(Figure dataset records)
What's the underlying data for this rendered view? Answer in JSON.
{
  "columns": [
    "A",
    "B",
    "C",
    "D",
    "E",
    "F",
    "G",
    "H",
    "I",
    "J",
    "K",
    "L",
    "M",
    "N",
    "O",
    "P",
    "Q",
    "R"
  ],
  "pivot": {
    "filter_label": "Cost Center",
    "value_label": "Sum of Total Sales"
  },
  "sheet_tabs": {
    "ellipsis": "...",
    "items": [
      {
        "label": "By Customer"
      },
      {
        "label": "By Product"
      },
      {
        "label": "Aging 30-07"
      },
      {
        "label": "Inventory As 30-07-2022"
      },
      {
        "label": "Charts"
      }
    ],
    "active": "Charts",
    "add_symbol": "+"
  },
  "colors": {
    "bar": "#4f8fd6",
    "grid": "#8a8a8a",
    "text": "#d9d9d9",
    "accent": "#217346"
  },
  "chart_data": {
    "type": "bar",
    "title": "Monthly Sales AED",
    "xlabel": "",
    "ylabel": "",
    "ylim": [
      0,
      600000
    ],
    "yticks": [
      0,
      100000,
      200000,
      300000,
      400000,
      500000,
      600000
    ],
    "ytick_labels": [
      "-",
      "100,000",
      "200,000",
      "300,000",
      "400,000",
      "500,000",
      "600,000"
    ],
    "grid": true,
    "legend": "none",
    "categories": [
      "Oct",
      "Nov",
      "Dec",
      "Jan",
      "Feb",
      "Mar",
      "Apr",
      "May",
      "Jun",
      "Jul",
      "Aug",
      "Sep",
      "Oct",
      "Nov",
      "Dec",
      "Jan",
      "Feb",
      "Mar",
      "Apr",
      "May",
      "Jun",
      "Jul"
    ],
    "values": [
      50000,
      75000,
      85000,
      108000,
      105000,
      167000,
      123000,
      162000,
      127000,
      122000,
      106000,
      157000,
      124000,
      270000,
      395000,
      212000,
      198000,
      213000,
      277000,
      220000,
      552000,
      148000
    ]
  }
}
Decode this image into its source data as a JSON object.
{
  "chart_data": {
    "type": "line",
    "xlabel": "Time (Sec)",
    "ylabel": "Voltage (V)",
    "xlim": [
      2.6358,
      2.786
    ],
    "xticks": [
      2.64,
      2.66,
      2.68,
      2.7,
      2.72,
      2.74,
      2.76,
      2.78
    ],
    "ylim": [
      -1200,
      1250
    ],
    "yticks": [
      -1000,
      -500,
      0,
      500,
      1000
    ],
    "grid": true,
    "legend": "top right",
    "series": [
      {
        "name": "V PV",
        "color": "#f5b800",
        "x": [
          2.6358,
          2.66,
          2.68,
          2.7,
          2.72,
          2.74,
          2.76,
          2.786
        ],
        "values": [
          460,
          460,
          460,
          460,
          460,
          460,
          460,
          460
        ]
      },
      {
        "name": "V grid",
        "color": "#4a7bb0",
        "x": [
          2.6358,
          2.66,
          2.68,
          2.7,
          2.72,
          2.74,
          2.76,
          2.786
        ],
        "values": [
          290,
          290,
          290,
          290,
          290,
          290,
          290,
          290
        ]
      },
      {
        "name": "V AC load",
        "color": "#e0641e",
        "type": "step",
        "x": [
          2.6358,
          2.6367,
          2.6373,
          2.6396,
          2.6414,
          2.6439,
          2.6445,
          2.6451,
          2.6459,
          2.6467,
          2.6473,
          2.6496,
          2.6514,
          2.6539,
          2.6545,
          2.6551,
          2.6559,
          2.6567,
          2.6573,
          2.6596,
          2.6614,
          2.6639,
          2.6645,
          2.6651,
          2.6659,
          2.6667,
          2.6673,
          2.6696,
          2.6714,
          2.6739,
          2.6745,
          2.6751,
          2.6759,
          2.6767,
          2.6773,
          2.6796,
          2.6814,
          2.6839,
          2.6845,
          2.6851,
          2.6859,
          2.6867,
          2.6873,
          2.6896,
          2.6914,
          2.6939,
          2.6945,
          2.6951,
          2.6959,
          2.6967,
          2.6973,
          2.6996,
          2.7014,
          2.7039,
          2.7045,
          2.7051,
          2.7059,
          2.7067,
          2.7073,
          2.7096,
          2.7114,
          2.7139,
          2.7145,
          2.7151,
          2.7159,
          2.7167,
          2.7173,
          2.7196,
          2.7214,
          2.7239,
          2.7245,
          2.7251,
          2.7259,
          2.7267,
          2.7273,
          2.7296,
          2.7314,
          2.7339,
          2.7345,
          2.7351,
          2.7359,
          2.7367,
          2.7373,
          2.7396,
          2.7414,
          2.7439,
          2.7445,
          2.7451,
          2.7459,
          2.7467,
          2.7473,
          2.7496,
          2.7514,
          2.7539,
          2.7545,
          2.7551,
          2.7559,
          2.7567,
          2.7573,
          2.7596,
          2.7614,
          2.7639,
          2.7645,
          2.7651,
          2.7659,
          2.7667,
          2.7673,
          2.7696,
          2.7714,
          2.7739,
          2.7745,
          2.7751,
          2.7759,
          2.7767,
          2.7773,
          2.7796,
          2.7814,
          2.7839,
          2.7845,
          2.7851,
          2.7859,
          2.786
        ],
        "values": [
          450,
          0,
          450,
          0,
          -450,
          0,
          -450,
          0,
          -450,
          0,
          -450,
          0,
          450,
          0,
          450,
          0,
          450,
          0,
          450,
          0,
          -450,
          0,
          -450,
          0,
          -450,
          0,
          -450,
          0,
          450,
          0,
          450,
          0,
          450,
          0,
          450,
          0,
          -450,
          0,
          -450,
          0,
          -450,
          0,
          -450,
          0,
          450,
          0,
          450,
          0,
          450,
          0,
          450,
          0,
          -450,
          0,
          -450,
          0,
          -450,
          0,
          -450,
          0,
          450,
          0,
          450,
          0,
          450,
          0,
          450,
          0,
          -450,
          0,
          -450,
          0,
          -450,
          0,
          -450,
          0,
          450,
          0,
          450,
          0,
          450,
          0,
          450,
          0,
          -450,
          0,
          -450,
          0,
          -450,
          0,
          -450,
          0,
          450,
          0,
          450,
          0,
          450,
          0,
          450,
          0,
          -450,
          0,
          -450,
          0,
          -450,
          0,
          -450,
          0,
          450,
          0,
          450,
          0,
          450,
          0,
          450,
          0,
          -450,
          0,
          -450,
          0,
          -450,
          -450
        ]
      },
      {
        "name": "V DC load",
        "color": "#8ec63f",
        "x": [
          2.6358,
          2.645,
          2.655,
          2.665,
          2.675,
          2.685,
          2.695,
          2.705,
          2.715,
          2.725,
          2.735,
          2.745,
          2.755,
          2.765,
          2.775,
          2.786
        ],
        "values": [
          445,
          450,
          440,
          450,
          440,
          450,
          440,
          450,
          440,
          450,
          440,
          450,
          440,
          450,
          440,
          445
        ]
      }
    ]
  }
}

Written exercise: Give the material above again, word for word.

Output below:
What's the underlying data for this rendered view? Answer in JSON.
{
  "columns": [
    "A",
    "B",
    "C",
    "D",
    "E",
    "F",
    "G",
    "H",
    "I",
    "J",
    "K",
    "L",
    "M",
    "N",
    "O",
    "P",
    "Q",
    "R"
  ],
  "pivot": {
    "filter_label": "Cost Center",
    "value_label": "Sum of Total Sales"
  },
  "sheet_tabs": {
    "ellipsis": "...",
    "items": [
      {
        "label": "By Customer"
      },
      {
        "label": "By Product"
      },
      {
        "label": "Aging 30-07"
      },
      {
        "label": "Inventory As 30-07-2022"
      },
      {
        "label": "Charts"
      }
    ],
    "active": "Charts",
    "add_symbol": "+"
  },
  "colors": {
    "bar": "#4f8fd6",
    "grid": "#8a8a8a",
    "text": "#d9d9d9",
    "accent": "#217346"
  },
  "chart_data": {
    "type": "bar",
    "title": "Monthly Sales AED",
    "xlabel": "",
    "ylabel": "",
    "ylim": [
      0,
      600000
    ],
    "yticks": [
      0,
      100000,
      200000,
      300000,
      400000,
      500000,
      600000
    ],
    "ytick_labels": [
      "-",
      "100,000",
      "200,000",
      "300,000",
      "400,000",
      "500,000",
      "600,000"
    ],
    "grid": true,
    "legend": "none",
    "categories": [
      "Oct",
      "Nov",
      "Dec",
      "Jan",
      "Feb",
      "Mar",
      "Apr",
      "May",
      "Jun",
      "Jul",
      "Aug",
      "Sep",
      "Oct",
      "Nov",
      "Dec",
      "Jan",
      "Feb",
      "Mar",
      "Apr",
      "May",
      "Jun",
      "Jul"
    ],
    "values": [
      50000,
      75000,
      85000,
      108000,
      105000,
      167000,
      123000,
      162000,
      127000,
      122000,
      106000,
      157000,
      124000,
      270000,
      395000,
      212000,
      198000,
      213000,
      277000,
      220000,
      552000,
      148000
    ]
  }
}
Decode this image into its source data as a JSON object.
{
  "chart_data": {
    "type": "line",
    "xlabel": "Time (Sec)",
    "ylabel": "Voltage (V)",
    "xlim": [
      2.6358,
      2.786
    ],
    "xticks": [
      2.64,
      2.66,
      2.68,
      2.7,
      2.72,
      2.74,
      2.76,
      2.78
    ],
    "ylim": [
      -1200,
      1250
    ],
    "yticks": [
      -1000,
      -500,
      0,
      500,
      1000
    ],
    "grid": true,
    "legend": "top right",
    "series": [
      {
        "name": "V PV",
        "color": "#f5b800",
        "x": [
          2.6358,
          2.66,
          2.68,
          2.7,
          2.72,
          2.74,
          2.76,
          2.786
        ],
        "values": [
          460,
          460,
          460,
          460,
          460,
          460,
          460,
          460
        ]
      },
      {
        "name": "V grid",
        "color": "#4a7bb0",
        "x": [
          2.6358,
          2.66,
          2.68,
          2.7,
          2.72,
          2.74,
          2.76,
          2.786
        ],
        "values": [
          290,
          290,
          290,
          290,
          290,
          290,
          290,
          290
        ]
      },
      {
        "name": "V AC load",
        "color": "#e0641e",
        "type": "step",
        "x": [
          2.6358,
          2.6367,
          2.6373,
          2.6396,
          2.6414,
          2.6439,
          2.6445,
          2.6451,
          2.6459,
          2.6467,
          2.6473,
          2.6496,
          2.6514,
          2.6539,
          2.6545,
          2.6551,
          2.6559,
          2.6567,
          2.6573,
          2.6596,
          2.6614,
          2.6639,
          2.6645,
          2.6651,
          2.6659,
          2.6667,
          2.6673,
          2.6696,
          2.6714,
          2.6739,
          2.6745,
          2.6751,
          2.6759,
          2.6767,
          2.6773,
          2.6796,
          2.6814,
          2.6839,
          2.6845,
          2.6851,
          2.6859,
          2.6867,
          2.6873,
          2.6896,
          2.6914,
          2.6939,
          2.6945,
          2.6951,
          2.6959,
          2.6967,
          2.6973,
          2.6996,
          2.7014,
          2.7039,
          2.7045,
          2.7051,
          2.7059,
          2.7067,
          2.7073,
          2.7096,
          2.7114,
          2.7139,
          2.7145,
          2.7151,
          2.7159,
          2.7167,
          2.7173,
          2.7196,
          2.7214,
          2.7239,
          2.7245,
          2.7251,
          2.7259,
          2.7267,
          2.7273,
          2.7296,
          2.7314,
          2.7339,
          2.7345,
          2.7351,
          2.7359,
          2.7367,
          2.7373,
          2.7396,
          2.7414,
          2.7439,
          2.7445,
          2.7451,
          2.7459,
          2.7467,
          2.7473,
          2.7496,
          2.7514,
          2.7539,
          2.7545,
          2.7551,
          2.7559,
          2.7567,
          2.7573,
          2.7596,
          2.7614,
          2.7639,
          2.7645,
          2.7651,
          2.7659,
          2.7667,
          2.7673,
          2.7696,
          2.7714,
          2.7739,
          2.7745,
          2.7751,
          2.7759,
          2.7767,
          2.7773,
          2.7796,
          2.7814,
          2.7839,
          2.7845,
          2.7851,
          2.7859,
          2.786
        ],
        "values": [
          450,
          0,
          450,
          0,
          -450,
          0,
          -450,
          0,
          -450,
          0,
          -450,
          0,
          450,
          0,
          450,
          0,
          450,
          0,
          450,
          0,
          -450,
          0,
          -450,
          0,
          -450,
          0,
          -450,
          0,
          450,
          0,
          450,
          0,
          450,
          0,
          450,
          0,
          -450,
          0,
          -450,
          0,
          -450,
          0,
          -450,
          0,
          450,
          0,
          450,
          0,
          450,
          0,
          450,
          0,
          -450,
          0,
          -450,
          0,
          -450,
          0,
          -450,
          0,
          450,
          0,
          450,
          0,
          450,
          0,
          450,
          0,
          -450,
          0,
          -450,
          0,
          -450,
          0,
          -450,
          0,
          450,
          0,
          450,
          0,
          450,
          0,
          450,
          0,
          -450,
          0,
          -450,
          0,
          -450,
          0,
          -450,
          0,
          450,
          0,
          450,
          0,
          450,
          0,
          450,
          0,
          -450,
          0,
          -450,
          0,
          -450,
          0,
          -450,
          0,
          450,
          0,
          450,
          0,
          450,
          0,
          450,
          0,
          -450,
          0,
          -450,
          0,
          -450,
          -450
        ]
      },
      {
        "name": "V DC load",
        "color": "#8ec63f",
        "x": [
          2.6358,
          2.645,
          2.655,
          2.665,
          2.675,
          2.685,
          2.695,
          2.705,
          2.715,
          2.725,
          2.735,
          2.745,
          2.755,
          2.765,
          2.775,
          2.786
        ],
        "values": [
          445,
          450,
          440,
          450,
          440,
          450,
          440,
          450,
          440,
          450,
          440,
          450,
          440,
          450,
          440,
          445
        ]
      }
    ]
  }
}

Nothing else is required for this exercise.